> [What to do] In the kernel mailing-list excerpt below, which instruction does the code wrongly treat as a 2-byte NOP, and what does it replace that instruction with?

> [Text to read]
Github isn't willing to show me content unless I log in or somesuch
nonsense.
> That this failed in -next and -tip in the same way makes me wonder if
> something affecting this is coming in via -tip? Maybe the splat looks
> familiar to x86 folks?
>
> I haven't been able to reproduce locally when my machine is relatively
> load-less. If I do a kernel build in the background, I was able to
> get QEMU to hang, but without any splat. That was using tip/master @
> f81d8f759e7f.
>
> Naresh, when you say "intermittent" do you have any data on the
> relative frequency of this boot failure? (Also, please make sure to
> use [email protected] in the future; we moved mailing lists years
> ago).
>
> Looks like our CI report linked above has an additional splat though
> via apply_alternatives and optimize_nops.
>
> >> [ 0.166742] Code: Unable to access opcode bytes at 0x36.
>
> Peter, that smells like perhaps either:
> commit b6c881b248ef ("x86/alternative: Complicate optimize_nops() some more")
> commit 6c480f222128 ("x86/alternative: Rewrite optimize_nops() some")
So I did find me a 'funny' there, but nothing that explains boot fail.
It would think that 'PAUSE' is a 2 byte NOP and replace it with NOP2;
which is not quite the same thing. The below seems to cure that.
Let me continue poking at things...
diff --git a/arch/x86/kernel/alternative.c b/arch/x86/kernel/alternative.c
index 93aa95afd005..bb0a7b03e52f 100644
--- a/arch/x86/kernel/alternative.c
+++ b/arch/x86/kernel/alternative.c
@@ -159,9 +160,12 @@ void text_poke_early(void *addr, const void *opcode, size_t len);
*/
static bool insn_is_nop(struct insn *insn)
{
- if (insn->opcode.bytes[0] == 0x90)
+ /* Anything NOP, but not REP NOP. */
+ if (insn->opcode.bytes[0] == 0x90 &&
+ (!insn->prefixes.nbytes || insn->prefixes.bytes[0] != 0xF3))

> [Records shown]
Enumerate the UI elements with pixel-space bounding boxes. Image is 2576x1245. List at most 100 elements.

--

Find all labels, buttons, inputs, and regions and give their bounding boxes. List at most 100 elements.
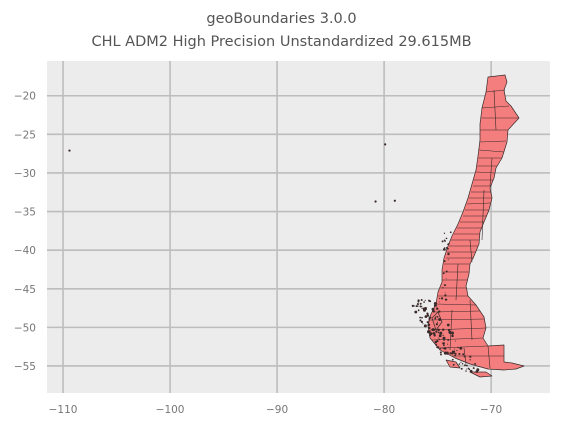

> [Task response] It treats PAUSE as a 2-byte NOP and replaces it with NOP2.